━━ Dataset records ━━
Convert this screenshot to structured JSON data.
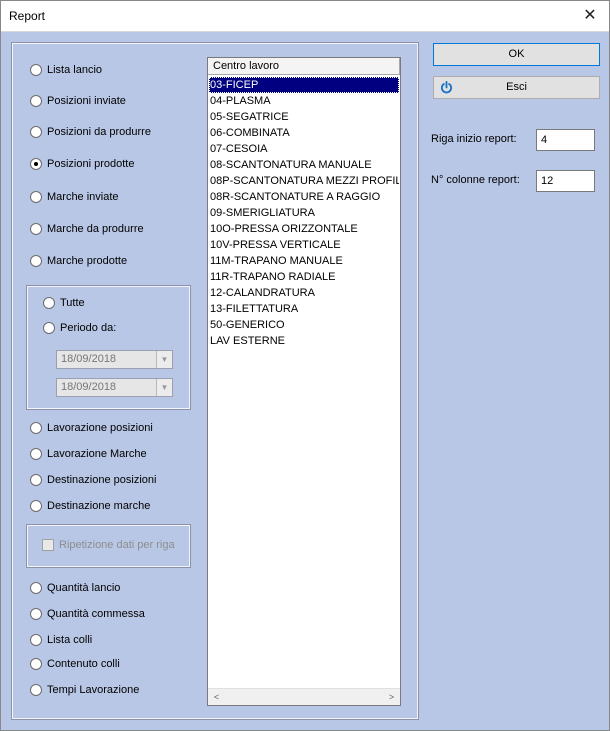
{
  "window": {
    "title": "Report",
    "close_glyph": "✕"
  },
  "report_types_a": [
    {
      "label": "Lista lancio",
      "selected": false
    },
    {
      "label": "Posizioni inviate",
      "selected": false
    },
    {
      "label": "Posizioni da produrre",
      "selected": false
    },
    {
      "label": "Posizioni prodotte",
      "selected": true
    },
    {
      "label": "Marche inviate",
      "selected": false
    },
    {
      "label": "Marche da produrre",
      "selected": false
    },
    {
      "label": "Marche prodotte",
      "selected": false
    }
  ],
  "period": {
    "all_label": "Tutte",
    "range_label": "Periodo da:",
    "date_from": "18/09/2018",
    "date_to": "18/09/2018"
  },
  "report_types_b": [
    {
      "label": "Lavorazione posizioni"
    },
    {
      "label": "Lavorazione Marche"
    },
    {
      "label": "Destinazione posizioni"
    },
    {
      "label": "Destinazione marche"
    }
  ],
  "repeat_data_label": "Ripetizione dati per riga",
  "report_types_c": [
    {
      "label": "Quantità lancio"
    },
    {
      "label": "Quantità commessa"
    },
    {
      "label": "Lista colli"
    },
    {
      "label": "Contenuto colli"
    },
    {
      "label": "Tempi Lavorazione"
    }
  ],
  "work_centers": {
    "header": "Centro lavoro",
    "selected_index": 0,
    "items": [
      "03-FICEP",
      "04-PLASMA",
      "05-SEGATRICE",
      "06-COMBINATA",
      "07-CESOIA",
      "08-SCANTONATURA MANUALE",
      "08P-SCANTONATURA MEZZI PROFILI",
      "08R-SCANTONATURE A RAGGIO",
      "09-SMERIGLIATURA",
      "10O-PRESSA ORIZZONTALE",
      "10V-PRESSA VERTICALE",
      "11M-TRAPANO MANUALE",
      "11R-TRAPANO RADIALE",
      "12-CALANDRATURA",
      "13-FILETTATURA",
      "50-GENERICO",
      "LAV ESTERNE"
    ],
    "scroll_left": "<",
    "scroll_right": ">"
  },
  "buttons": {
    "ok": "OK",
    "exit": "Esci",
    "exit_icon": "power-icon"
  },
  "settings": {
    "start_row_label": "Riga inizio report:",
    "start_row_value": "4",
    "columns_label": "N° colonne report:",
    "columns_value": "12"
  }
}
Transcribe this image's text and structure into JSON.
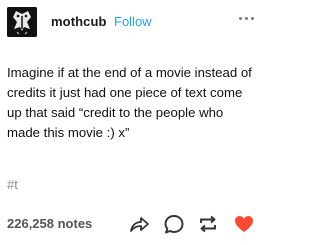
{
  "post": {
    "username": "mothcub",
    "follow_label": "Follow",
    "text": "Imagine if at the end of a movie instead of credits it just had one piece of text come up that said “credit to the people who made this movie :) x”",
    "tag": "#t",
    "notes": "226,258 notes"
  },
  "icons": {
    "avatar": "moth-avatar",
    "more": "ellipsis-icon",
    "share": "share-icon",
    "reply": "reply-icon",
    "reblog": "reblog-icon",
    "like": "heart-icon"
  },
  "colors": {
    "follow": "#1ea1f2",
    "like": "#ff4930",
    "muted": "#555555"
  }
}
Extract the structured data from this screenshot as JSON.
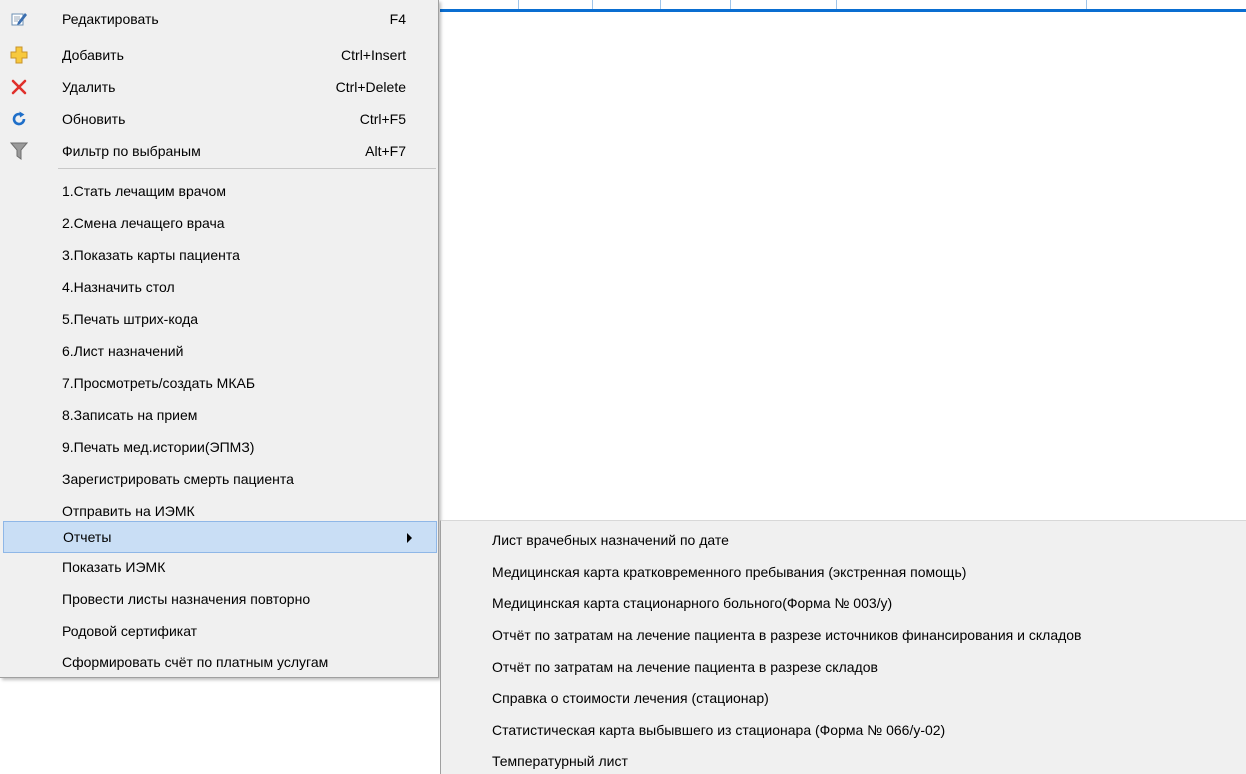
{
  "menu": {
    "items": [
      {
        "label": "Редактировать",
        "shortcut": "F4",
        "icon": "edit-icon"
      },
      {
        "label": "Добавить",
        "shortcut": "Ctrl+Insert",
        "icon": "add-icon"
      },
      {
        "label": "Удалить",
        "shortcut": "Ctrl+Delete",
        "icon": "delete-icon"
      },
      {
        "label": "Обновить",
        "shortcut": "Ctrl+F5",
        "icon": "refresh-icon"
      },
      {
        "label": "Фильтр по выбраным",
        "shortcut": "Alt+F7",
        "icon": "filter-icon"
      },
      {
        "label": "1.Стать лечащим врачом"
      },
      {
        "label": "2.Смена лечащего врача"
      },
      {
        "label": "3.Показать карты пациента"
      },
      {
        "label": "4.Назначить стол"
      },
      {
        "label": "5.Печать штрих-кода"
      },
      {
        "label": "6.Лист назначений"
      },
      {
        "label": "7.Просмотреть/создать МКАБ"
      },
      {
        "label": "8.Записать на прием"
      },
      {
        "label": "9.Печать мед.истории(ЭПМЗ)"
      },
      {
        "label": "Зарегистрировать смерть пациента"
      },
      {
        "label": "Отправить на ИЭМК"
      },
      {
        "label": "Отчеты"
      },
      {
        "label": "Показать ИЭМК"
      },
      {
        "label": "Провести листы назначения повторно"
      },
      {
        "label": "Родовой сертификат"
      },
      {
        "label": "Сформировать счёт по платным услугам"
      }
    ]
  },
  "submenu": {
    "items": [
      {
        "label": "Лист врачебных назначений по дате"
      },
      {
        "label": "Медицинская карта кратковременного пребывания (экстренная помощь)"
      },
      {
        "label": "Медицинская карта стационарного больного(Форма № 003/у)"
      },
      {
        "label": "Отчёт по затратам на лечение пациента в разрезе источников финансирования и складов"
      },
      {
        "label": "Отчёт по затратам на лечение пациента в разрезе складов"
      },
      {
        "label": "Справка о стоимости лечения (стационар)"
      },
      {
        "label": "Статистическая карта выбывшего из стационара (Форма № 066/у-02)"
      },
      {
        "label": "Температурный лист"
      }
    ]
  },
  "colors": {
    "menu_bg": "#f0f0f0",
    "highlight_bg": "#c9def5",
    "highlight_border": "#8fb7e7",
    "grid_header_blue": "#0a6ed1"
  }
}
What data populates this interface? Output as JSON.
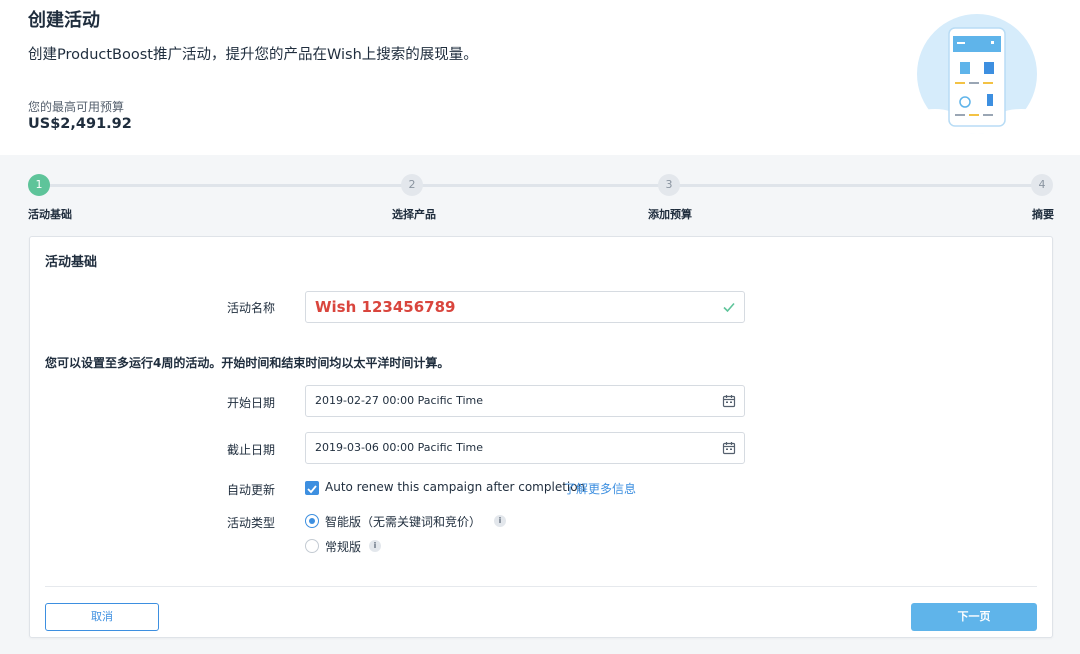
━━━
* _Work to do_: Copy each line of the listing that holds the word "Destinazione".

* _Task result_:
      "label": "Destinazione posizioni"
      "label": "Destinazione marche"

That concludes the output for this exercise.